**Direction**. Only lines holding the word "Беги" should be copied from the material.

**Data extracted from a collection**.
§

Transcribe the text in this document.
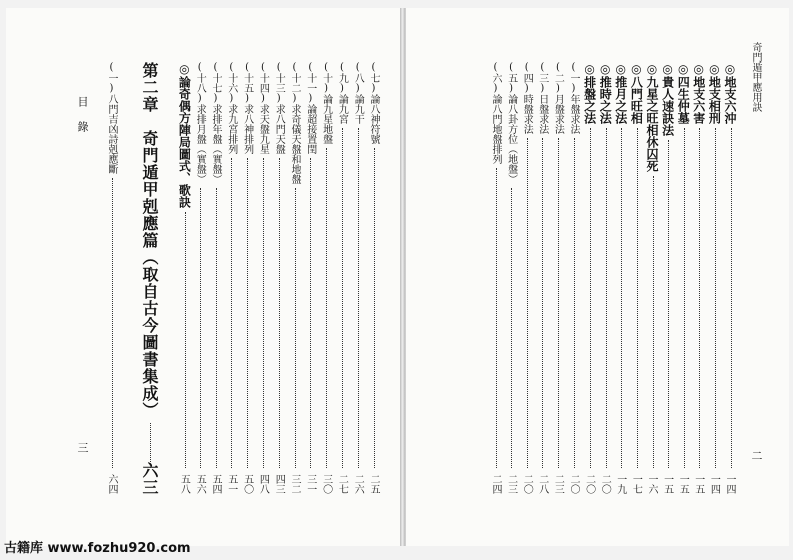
奇門遁甲應用訣
二
目錄
三
◎地支六沖
一四
◎地支相刑
一四
◎地支六害
一五
◎四生仲墓
一五
◎貴人速訣法
一五
◎九星之旺相休囚死
一六
◎八門旺相
一七
◎推月之法
一九
◎推時之法
二〇
◎排盤之法
二〇
(一)年盤求法
二〇
(二)月盤求法
二三
(三)日盤求法
二八
(四)時盤求法
二〇
(五)論八卦方位（地盤）
二三
(六)論八門地盤排列
二四
(七)論八神符號
二五
(八)論九干
二六
(九)論九宮
二七
(十)論九星地盤
三〇
(十一)論超接置閏
三一
(十二)求奇儀天盤和地盤
三二
(十三)求八門天盤
四三
(十四)求天盤九星
四八
(十五)求八神排列
五〇
(十六)求九宮排列
五一
(十七)求排年盤（實盤）
五四
(十八)求排月盤（實盤）
五六
◎論奇偶方陣局圖式、歌訣
五八
第二章　奇門遁甲剋應篇（取自古今圖書集成）
六三
(一)八門吉凶詩剋應斷
六四
古籍库 www.fozhu920.com
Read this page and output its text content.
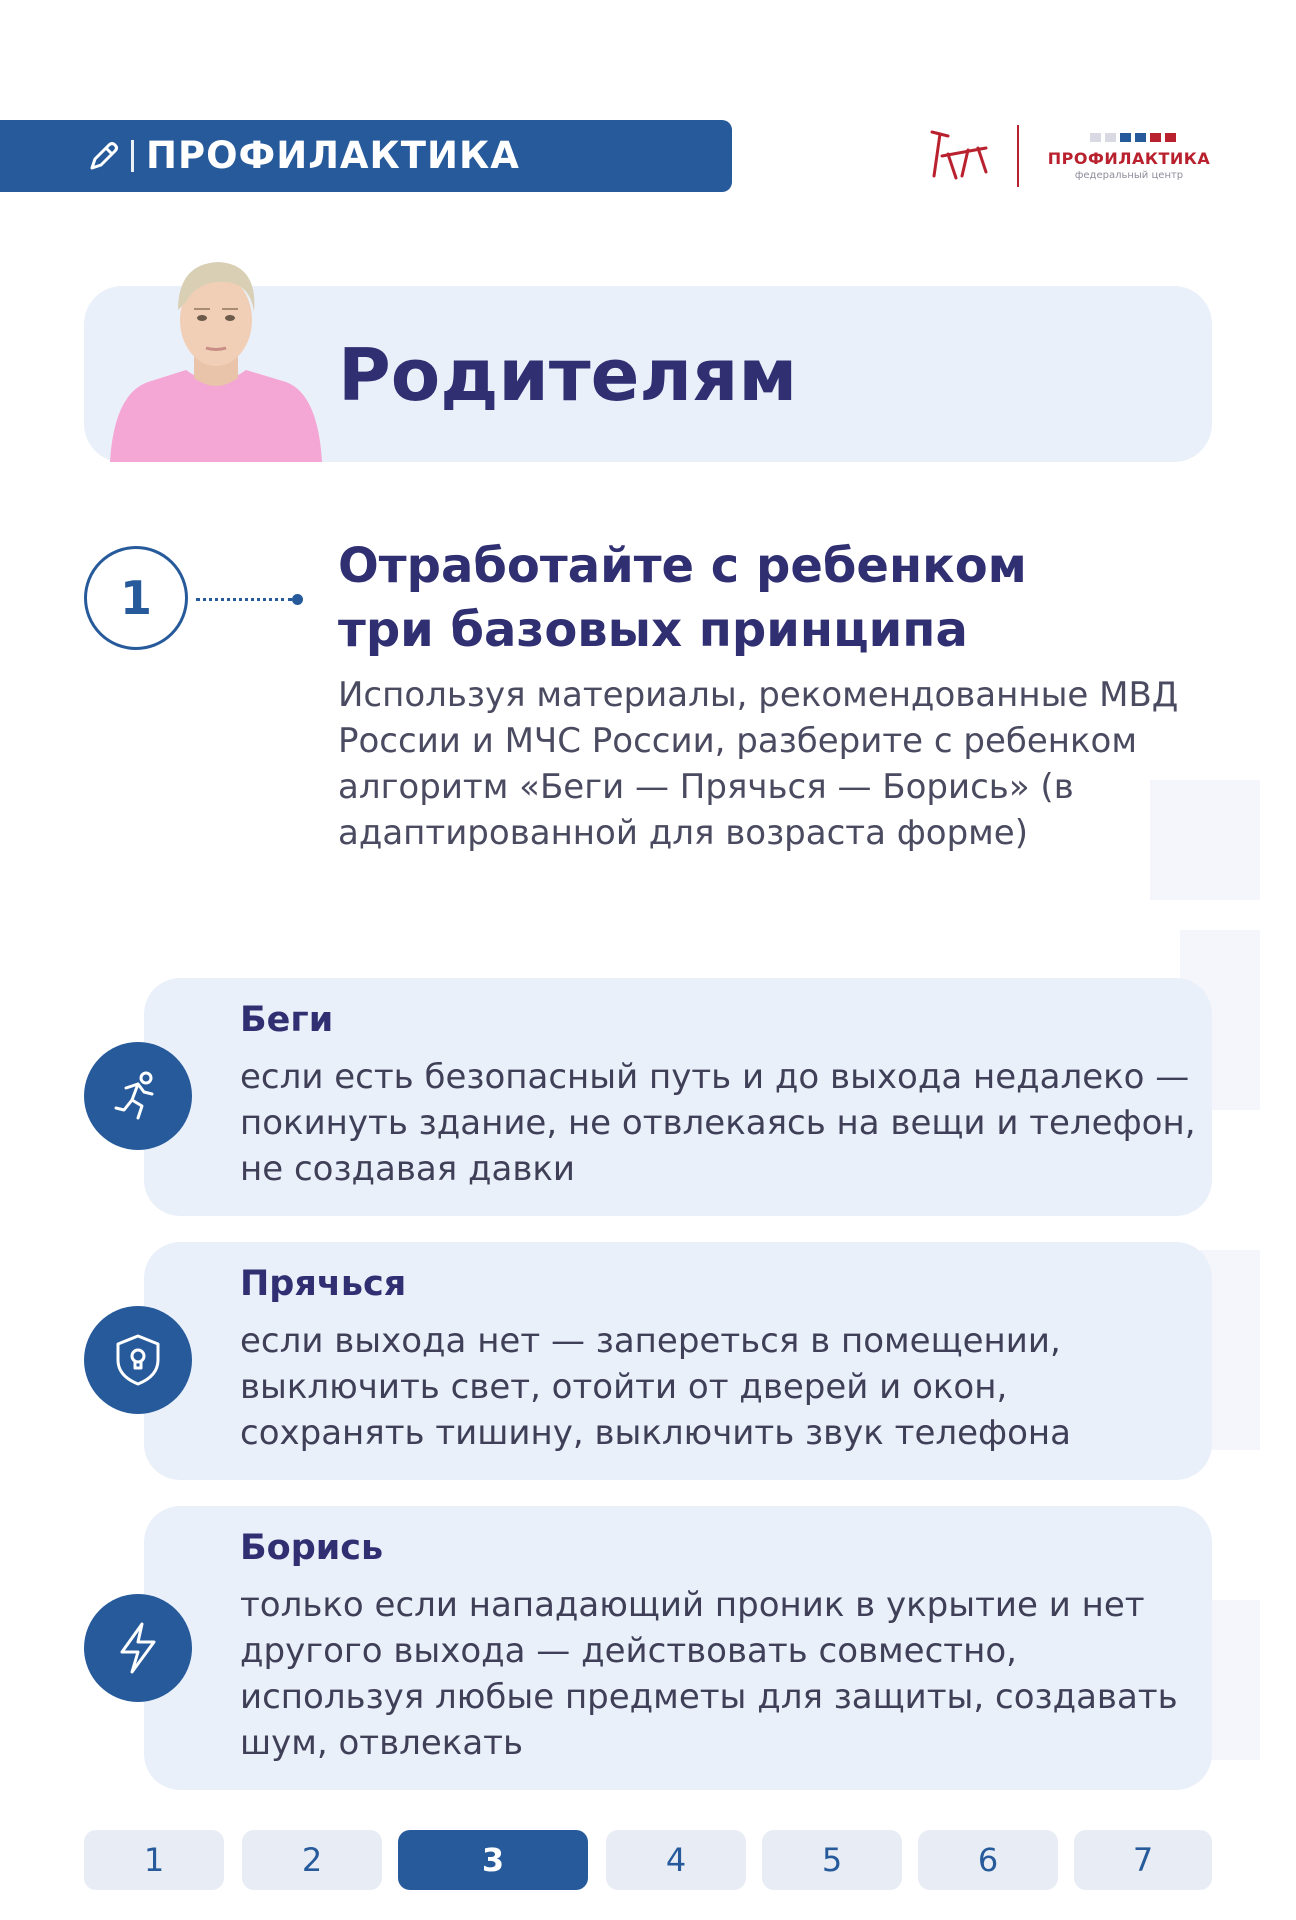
ПРОФИЛАКТИКА	ПРОФИЛАКТИКА
федеральный центр
Родителям
1
Отработайте с ребенком
три базовых принципа
Используя материалы, рекомендованные МВД России и МЧС России, разберите с ребенком алгоритм «Беги — Прячься — Борись» (в адаптированной для возраста форме)
Беги
если есть безопасный путь и до выхода недалеко — покинуть здание, не отвлекаясь на вещи и телефон, не создавая давки
Прячься
если выхода нет — запереться в помещении, выключить свет, отойти от дверей и окон, сохранять тишину, выключить звук телефона
Борись
только если нападающий проник в укрытие и нет другого выхода — действовать совместно, используя любые предметы для защиты, создавать шум, отвлекать
1	2	3	4	5	6	7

§

**Response**.
Используя материалы, рекомендованные МВД России и МЧС России, разберите с ребенком алгоритм «Беги — Прячься — Борись» (в адаптированной для возраста форме)
Беги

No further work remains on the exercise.